What to work on: Write out the entries verbatim and leave the images out of the copy.

________

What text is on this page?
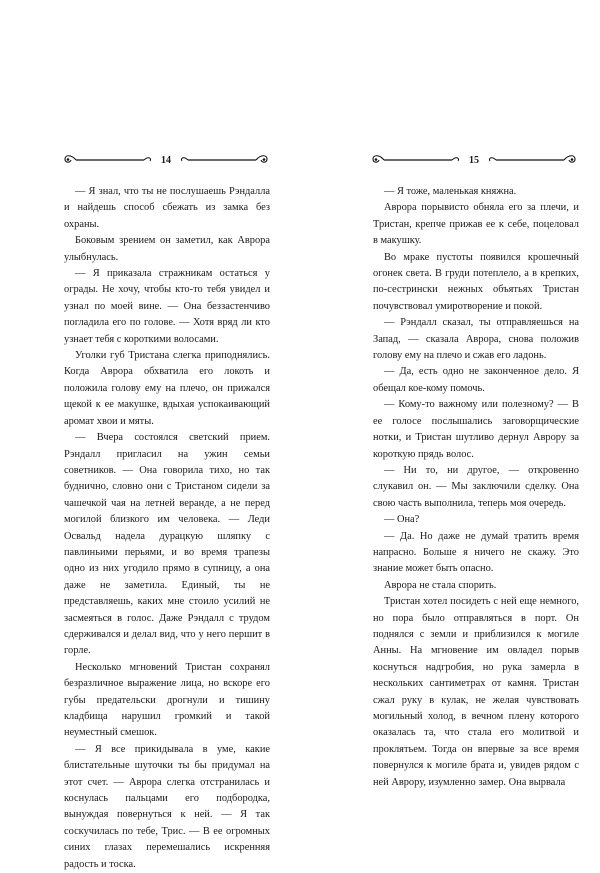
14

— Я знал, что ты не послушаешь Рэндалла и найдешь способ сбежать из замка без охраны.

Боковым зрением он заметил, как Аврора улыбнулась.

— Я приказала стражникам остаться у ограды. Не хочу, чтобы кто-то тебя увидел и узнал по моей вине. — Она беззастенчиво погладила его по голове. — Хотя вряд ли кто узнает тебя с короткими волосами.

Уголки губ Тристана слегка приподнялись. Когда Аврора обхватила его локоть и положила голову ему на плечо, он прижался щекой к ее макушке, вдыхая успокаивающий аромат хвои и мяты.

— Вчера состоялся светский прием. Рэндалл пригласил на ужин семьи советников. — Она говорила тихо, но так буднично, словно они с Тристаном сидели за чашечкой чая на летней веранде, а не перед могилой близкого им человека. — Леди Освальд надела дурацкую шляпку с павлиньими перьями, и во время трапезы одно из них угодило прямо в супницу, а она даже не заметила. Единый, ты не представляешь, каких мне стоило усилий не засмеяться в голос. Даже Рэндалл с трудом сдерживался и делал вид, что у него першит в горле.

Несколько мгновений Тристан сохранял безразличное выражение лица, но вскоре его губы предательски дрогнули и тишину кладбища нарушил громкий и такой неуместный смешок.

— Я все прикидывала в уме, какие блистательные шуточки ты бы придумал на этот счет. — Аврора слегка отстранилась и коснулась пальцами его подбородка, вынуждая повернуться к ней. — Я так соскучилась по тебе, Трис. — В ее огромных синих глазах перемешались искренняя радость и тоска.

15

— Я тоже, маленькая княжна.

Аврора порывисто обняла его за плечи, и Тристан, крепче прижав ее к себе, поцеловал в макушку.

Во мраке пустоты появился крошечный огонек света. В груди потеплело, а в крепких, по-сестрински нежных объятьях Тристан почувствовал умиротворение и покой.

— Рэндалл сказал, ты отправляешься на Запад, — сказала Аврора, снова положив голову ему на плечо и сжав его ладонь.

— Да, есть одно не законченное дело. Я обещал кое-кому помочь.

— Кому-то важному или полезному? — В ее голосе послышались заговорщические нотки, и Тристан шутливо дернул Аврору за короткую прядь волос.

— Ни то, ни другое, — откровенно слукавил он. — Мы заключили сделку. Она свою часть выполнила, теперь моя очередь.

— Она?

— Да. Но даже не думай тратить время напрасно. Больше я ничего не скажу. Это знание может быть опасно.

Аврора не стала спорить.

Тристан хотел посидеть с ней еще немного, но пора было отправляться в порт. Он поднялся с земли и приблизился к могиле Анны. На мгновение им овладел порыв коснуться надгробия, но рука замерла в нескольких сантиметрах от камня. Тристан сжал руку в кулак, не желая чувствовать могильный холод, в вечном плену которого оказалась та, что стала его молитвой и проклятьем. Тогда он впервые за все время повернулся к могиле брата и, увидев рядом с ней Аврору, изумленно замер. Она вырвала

________

Answer in full:
What text is on this page?
14

— Я знал, что ты не послушаешь Рэндалла и найдешь способ сбежать из замка без охраны.

Боковым зрением он заметил, как Аврора улыбнулась.

— Я приказала стражникам остаться у ограды. Не хочу, чтобы кто-то тебя увидел и узнал по моей вине. — Она беззастенчиво погладила его по голове. — Хотя вряд ли кто узнает тебя с короткими волосами.

Уголки губ Тристана слегка приподнялись. Когда Аврора обхватила его локоть и положила голову ему на плечо, он прижался щекой к ее макушке, вдыхая успокаивающий аромат хвои и мяты.

— Вчера состоялся светский прием. Рэндалл пригласил на ужин семьи советников. — Она говорила тихо, но так буднично, словно они с Тристаном сидели за чашечкой чая на летней веранде, а не перед могилой близкого им человека. — Леди Освальд надела дурацкую шляпку с павлиньими перьями, и во время трапезы одно из них угодило прямо в супницу, а она даже не заметила. Единый, ты не представляешь, каких мне стоило усилий не засмеяться в голос. Даже Рэндалл с трудом сдерживался и делал вид, что у него першит в горле.

Несколько мгновений Тристан сохранял безразличное выражение лица, но вскоре его губы предательски дрогнули и тишину кладбища нарушил громкий и такой неуместный смешок.

— Я все прикидывала в уме, какие блистательные шуточки ты бы придумал на этот счет. — Аврора слегка отстранилась и коснулась пальцами его подбородка, вынуждая повернуться к ней. — Я так соскучилась по тебе, Трис. — В ее огромных синих глазах перемешались искренняя радость и тоска.

15

— Я тоже, маленькая княжна.

Аврора порывисто обняла его за плечи, и Тристан, крепче прижав ее к себе, поцеловал в макушку.

Во мраке пустоты появился крошечный огонек света. В груди потеплело, а в крепких, по-сестрински нежных объятьях Тристан почувствовал умиротворение и покой.

— Рэндалл сказал, ты отправляешься на Запад, — сказала Аврора, снова положив голову ему на плечо и сжав его ладонь.

— Да, есть одно не законченное дело. Я обещал кое-кому помочь.

— Кому-то важному или полезному? — В ее голосе послышались заговорщические нотки, и Тристан шутливо дернул Аврору за короткую прядь волос.

— Ни то, ни другое, — откровенно слукавил он. — Мы заключили сделку. Она свою часть выполнила, теперь моя очередь.

— Она?

— Да. Но даже не думай тратить время напрасно. Больше я ничего не скажу. Это знание может быть опасно.

Аврора не стала спорить.

Тристан хотел посидеть с ней еще немного, но пора было отправляться в порт. Он поднялся с земли и приблизился к могиле Анны. На мгновение им овладел порыв коснуться надгробия, но рука замерла в нескольких сантиметрах от камня. Тристан сжал руку в кулак, не желая чувствовать могильный холод, в вечном плену которого оказалась та, что стала его молитвой и проклятьем. Тогда он впервые за все время повернулся к могиле брата и, увидев рядом с ней Аврору, изумленно замер. Она вырвала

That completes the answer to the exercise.